Extracts from a graphics dataset
____
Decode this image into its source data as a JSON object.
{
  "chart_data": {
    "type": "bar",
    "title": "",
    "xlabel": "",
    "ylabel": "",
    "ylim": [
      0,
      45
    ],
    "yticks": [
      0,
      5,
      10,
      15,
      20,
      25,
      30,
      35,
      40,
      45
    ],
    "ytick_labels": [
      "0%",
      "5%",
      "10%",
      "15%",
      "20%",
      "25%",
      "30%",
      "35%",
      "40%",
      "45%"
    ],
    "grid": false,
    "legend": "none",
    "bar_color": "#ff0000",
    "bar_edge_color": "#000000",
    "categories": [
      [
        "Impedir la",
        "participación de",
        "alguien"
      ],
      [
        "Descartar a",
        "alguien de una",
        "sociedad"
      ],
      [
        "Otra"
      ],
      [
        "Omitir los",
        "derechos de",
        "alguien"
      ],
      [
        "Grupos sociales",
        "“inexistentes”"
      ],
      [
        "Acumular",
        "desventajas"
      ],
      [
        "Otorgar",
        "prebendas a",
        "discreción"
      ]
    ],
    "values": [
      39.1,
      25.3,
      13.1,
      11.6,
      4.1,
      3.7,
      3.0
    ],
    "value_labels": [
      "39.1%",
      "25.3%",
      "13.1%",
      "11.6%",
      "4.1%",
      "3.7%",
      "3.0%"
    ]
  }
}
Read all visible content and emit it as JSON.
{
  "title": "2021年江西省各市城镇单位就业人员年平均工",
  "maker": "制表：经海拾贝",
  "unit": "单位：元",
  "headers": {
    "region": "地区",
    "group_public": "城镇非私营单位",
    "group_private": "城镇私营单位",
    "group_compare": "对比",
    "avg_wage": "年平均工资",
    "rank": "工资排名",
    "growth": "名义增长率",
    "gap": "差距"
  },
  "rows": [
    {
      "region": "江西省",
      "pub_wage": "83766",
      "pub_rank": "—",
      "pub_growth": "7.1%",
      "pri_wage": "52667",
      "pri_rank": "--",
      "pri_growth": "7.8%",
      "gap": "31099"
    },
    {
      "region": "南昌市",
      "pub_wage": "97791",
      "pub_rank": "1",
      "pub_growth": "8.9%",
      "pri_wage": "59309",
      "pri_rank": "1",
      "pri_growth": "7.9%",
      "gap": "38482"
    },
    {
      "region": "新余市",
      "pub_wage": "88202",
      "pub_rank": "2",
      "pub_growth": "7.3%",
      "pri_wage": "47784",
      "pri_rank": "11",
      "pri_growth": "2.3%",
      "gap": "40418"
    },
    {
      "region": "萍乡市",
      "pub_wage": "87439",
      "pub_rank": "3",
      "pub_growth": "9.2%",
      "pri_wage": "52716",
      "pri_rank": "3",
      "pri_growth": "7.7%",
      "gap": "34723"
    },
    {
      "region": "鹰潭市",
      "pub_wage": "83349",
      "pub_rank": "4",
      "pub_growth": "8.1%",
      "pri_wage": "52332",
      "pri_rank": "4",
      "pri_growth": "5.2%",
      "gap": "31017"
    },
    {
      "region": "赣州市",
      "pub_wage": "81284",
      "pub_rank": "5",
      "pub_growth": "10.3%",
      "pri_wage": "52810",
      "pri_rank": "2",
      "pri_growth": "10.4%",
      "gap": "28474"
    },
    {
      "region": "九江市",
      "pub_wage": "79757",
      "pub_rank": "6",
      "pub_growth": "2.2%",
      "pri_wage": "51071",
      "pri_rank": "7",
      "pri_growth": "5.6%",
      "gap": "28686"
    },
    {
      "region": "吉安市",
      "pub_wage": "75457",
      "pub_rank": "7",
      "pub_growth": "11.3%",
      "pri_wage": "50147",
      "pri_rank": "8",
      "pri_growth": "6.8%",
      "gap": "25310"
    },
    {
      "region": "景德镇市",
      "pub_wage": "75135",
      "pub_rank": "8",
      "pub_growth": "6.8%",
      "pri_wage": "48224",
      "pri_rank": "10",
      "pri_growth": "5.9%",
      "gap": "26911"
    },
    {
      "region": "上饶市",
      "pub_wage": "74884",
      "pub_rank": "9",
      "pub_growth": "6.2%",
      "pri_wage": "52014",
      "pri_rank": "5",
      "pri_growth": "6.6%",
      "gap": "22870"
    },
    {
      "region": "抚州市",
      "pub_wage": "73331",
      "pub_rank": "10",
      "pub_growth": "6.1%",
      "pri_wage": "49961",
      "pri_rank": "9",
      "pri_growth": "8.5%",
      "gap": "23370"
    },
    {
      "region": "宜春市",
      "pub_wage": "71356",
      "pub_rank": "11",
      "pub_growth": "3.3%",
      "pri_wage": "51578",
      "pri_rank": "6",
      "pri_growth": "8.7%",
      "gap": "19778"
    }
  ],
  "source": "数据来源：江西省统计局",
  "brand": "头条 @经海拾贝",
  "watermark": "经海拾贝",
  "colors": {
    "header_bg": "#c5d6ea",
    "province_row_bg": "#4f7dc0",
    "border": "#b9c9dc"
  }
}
____
Goal
Using the entries above, please restate each one word for word.

Expected answer
Decode this image into its source data as a JSON object.
{
  "chart_data": {
    "type": "bar",
    "title": "",
    "xlabel": "",
    "ylabel": "",
    "ylim": [
      0,
      45
    ],
    "yticks": [
      0,
      5,
      10,
      15,
      20,
      25,
      30,
      35,
      40,
      45
    ],
    "ytick_labels": [
      "0%",
      "5%",
      "10%",
      "15%",
      "20%",
      "25%",
      "30%",
      "35%",
      "40%",
      "45%"
    ],
    "grid": false,
    "legend": "none",
    "bar_color": "#ff0000",
    "bar_edge_color": "#000000",
    "categories": [
      [
        "Impedir la",
        "participación de",
        "alguien"
      ],
      [
        "Descartar a",
        "alguien de una",
        "sociedad"
      ],
      [
        "Otra"
      ],
      [
        "Omitir los",
        "derechos de",
        "alguien"
      ],
      [
        "Grupos sociales",
        "“inexistentes”"
      ],
      [
        "Acumular",
        "desventajas"
      ],
      [
        "Otorgar",
        "prebendas a",
        "discreción"
      ]
    ],
    "values": [
      39.1,
      25.3,
      13.1,
      11.6,
      4.1,
      3.7,
      3.0
    ],
    "value_labels": [
      "39.1%",
      "25.3%",
      "13.1%",
      "11.6%",
      "4.1%",
      "3.7%",
      "3.0%"
    ]
  }
}
Read all visible content and emit it as JSON.
{
  "title": "2021年江西省各市城镇单位就业人员年平均工",
  "maker": "制表：经海拾贝",
  "unit": "单位：元",
  "headers": {
    "region": "地区",
    "group_public": "城镇非私营单位",
    "group_private": "城镇私营单位",
    "group_compare": "对比",
    "avg_wage": "年平均工资",
    "rank": "工资排名",
    "growth": "名义增长率",
    "gap": "差距"
  },
  "rows": [
    {
      "region": "江西省",
      "pub_wage": "83766",
      "pub_rank": "—",
      "pub_growth": "7.1%",
      "pri_wage": "52667",
      "pri_rank": "--",
      "pri_growth": "7.8%",
      "gap": "31099"
    },
    {
      "region": "南昌市",
      "pub_wage": "97791",
      "pub_rank": "1",
      "pub_growth": "8.9%",
      "pri_wage": "59309",
      "pri_rank": "1",
      "pri_growth": "7.9%",
      "gap": "38482"
    },
    {
      "region": "新余市",
      "pub_wage": "88202",
      "pub_rank": "2",
      "pub_growth": "7.3%",
      "pri_wage": "47784",
      "pri_rank": "11",
      "pri_growth": "2.3%",
      "gap": "40418"
    },
    {
      "region": "萍乡市",
      "pub_wage": "87439",
      "pub_rank": "3",
      "pub_growth": "9.2%",
      "pri_wage": "52716",
      "pri_rank": "3",
      "pri_growth": "7.7%",
      "gap": "34723"
    },
    {
      "region": "鹰潭市",
      "pub_wage": "83349",
      "pub_rank": "4",
      "pub_growth": "8.1%",
      "pri_wage": "52332",
      "pri_rank": "4",
      "pri_growth": "5.2%",
      "gap": "31017"
    },
    {
      "region": "赣州市",
      "pub_wage": "81284",
      "pub_rank": "5",
      "pub_growth": "10.3%",
      "pri_wage": "52810",
      "pri_rank": "2",
      "pri_growth": "10.4%",
      "gap": "28474"
    },
    {
      "region": "九江市",
      "pub_wage": "79757",
      "pub_rank": "6",
      "pub_growth": "2.2%",
      "pri_wage": "51071",
      "pri_rank": "7",
      "pri_growth": "5.6%",
      "gap": "28686"
    },
    {
      "region": "吉安市",
      "pub_wage": "75457",
      "pub_rank": "7",
      "pub_growth": "11.3%",
      "pri_wage": "50147",
      "pri_rank": "8",
      "pri_growth": "6.8%",
      "gap": "25310"
    },
    {
      "region": "景德镇市",
      "pub_wage": "75135",
      "pub_rank": "8",
      "pub_growth": "6.8%",
      "pri_wage": "48224",
      "pri_rank": "10",
      "pri_growth": "5.9%",
      "gap": "26911"
    },
    {
      "region": "上饶市",
      "pub_wage": "74884",
      "pub_rank": "9",
      "pub_growth": "6.2%",
      "pri_wage": "52014",
      "pri_rank": "5",
      "pri_growth": "6.6%",
      "gap": "22870"
    },
    {
      "region": "抚州市",
      "pub_wage": "73331",
      "pub_rank": "10",
      "pub_growth": "6.1%",
      "pri_wage": "49961",
      "pri_rank": "9",
      "pri_growth": "8.5%",
      "gap": "23370"
    },
    {
      "region": "宜春市",
      "pub_wage": "71356",
      "pub_rank": "11",
      "pub_growth": "3.3%",
      "pri_wage": "51578",
      "pri_rank": "6",
      "pri_growth": "8.7%",
      "gap": "19778"
    }
  ],
  "source": "数据来源：江西省统计局",
  "brand": "头条 @经海拾贝",
  "watermark": "经海拾贝",
  "colors": {
    "header_bg": "#c5d6ea",
    "province_row_bg": "#4f7dc0",
    "border": "#b9c9dc"
  }
}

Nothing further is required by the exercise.